::: Task input

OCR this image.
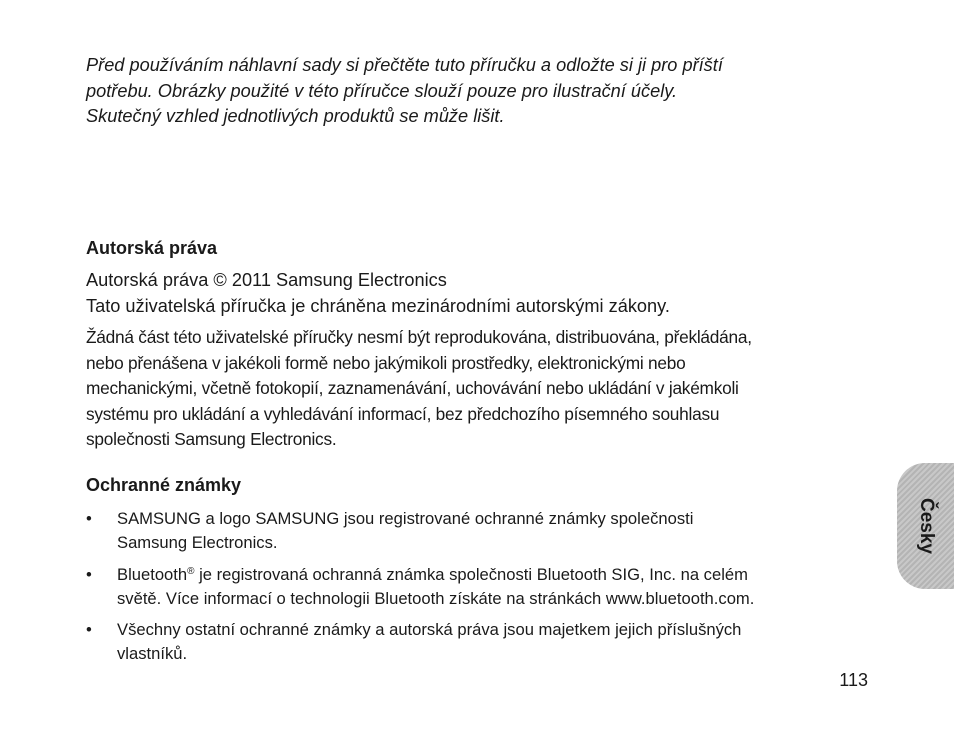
Před používáním náhlavní sady si přečtěte tuto příručku a odložte si ji pro příští
potřebu. Obrázky použité v této příručce slouží pouze pro ilustrační účely.
Skutečný vzhled jednotlivých produktů se může lišit.

Autorská práva

Autorská práva © 2011 Samsung Electronics

Tato uživatelská příručka je chráněna mezinárodními autorskými zákony.

Žádná část této uživatelské příručky nesmí být reprodukována, distribuována, překládána,
nebo přenášena v jakékoli formě nebo jakýmikoli prostředky, elektronickými nebo
mechanickými, včetně fotokopií, zaznamenávání, uchovávání nebo ukládání v jakémkoli
systému pro ukládání a vyhledávání informací, bez předchozího písemného souhlasu
společnosti Samsung Electronics.

Ochranné známky
• SAMSUNG a logo SAMSUNG jsou registrované ochranné známky společnosti
Samsung Electronics.
• Bluetooth® je registrovaná ochranná známka společnosti Bluetooth SIG, Inc. na celém
světě. Více informací o technologii Bluetooth získáte na stránkách www.bluetooth.com.
• Všechny ostatní ochranné známky a autorská práva jsou majetkem jejich příslušných
vlastníků.

113

Česky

::::::

__Given task__
Print each line of the material above exactly, with the pictures removed from your copy.

__Answer below__
OCR this image.
Před používáním náhlavní sady si přečtěte tuto příručku a odložte si ji pro příští
potřebu. Obrázky použité v této příručce slouží pouze pro ilustrační účely.
Skutečný vzhled jednotlivých produktů se může lišit.

Autorská práva

Autorská práva © 2011 Samsung Electronics

Tato uživatelská příručka je chráněna mezinárodními autorskými zákony.

Žádná část této uživatelské příručky nesmí být reprodukována, distribuována, překládána,
nebo přenášena v jakékoli formě nebo jakýmikoli prostředky, elektronickými nebo
mechanickými, včetně fotokopií, zaznamenávání, uchovávání nebo ukládání v jakémkoli
systému pro ukládání a vyhledávání informací, bez předchozího písemného souhlasu
společnosti Samsung Electronics.

Ochranné známky
• SAMSUNG a logo SAMSUNG jsou registrované ochranné známky společnosti
Samsung Electronics.
• Bluetooth® je registrovaná ochranná známka společnosti Bluetooth SIG, Inc. na celém
světě. Více informací o technologii Bluetooth získáte na stránkách www.bluetooth.com.
• Všechny ostatní ochranné známky a autorská práva jsou majetkem jejich příslušných
vlastníků.

113

Česky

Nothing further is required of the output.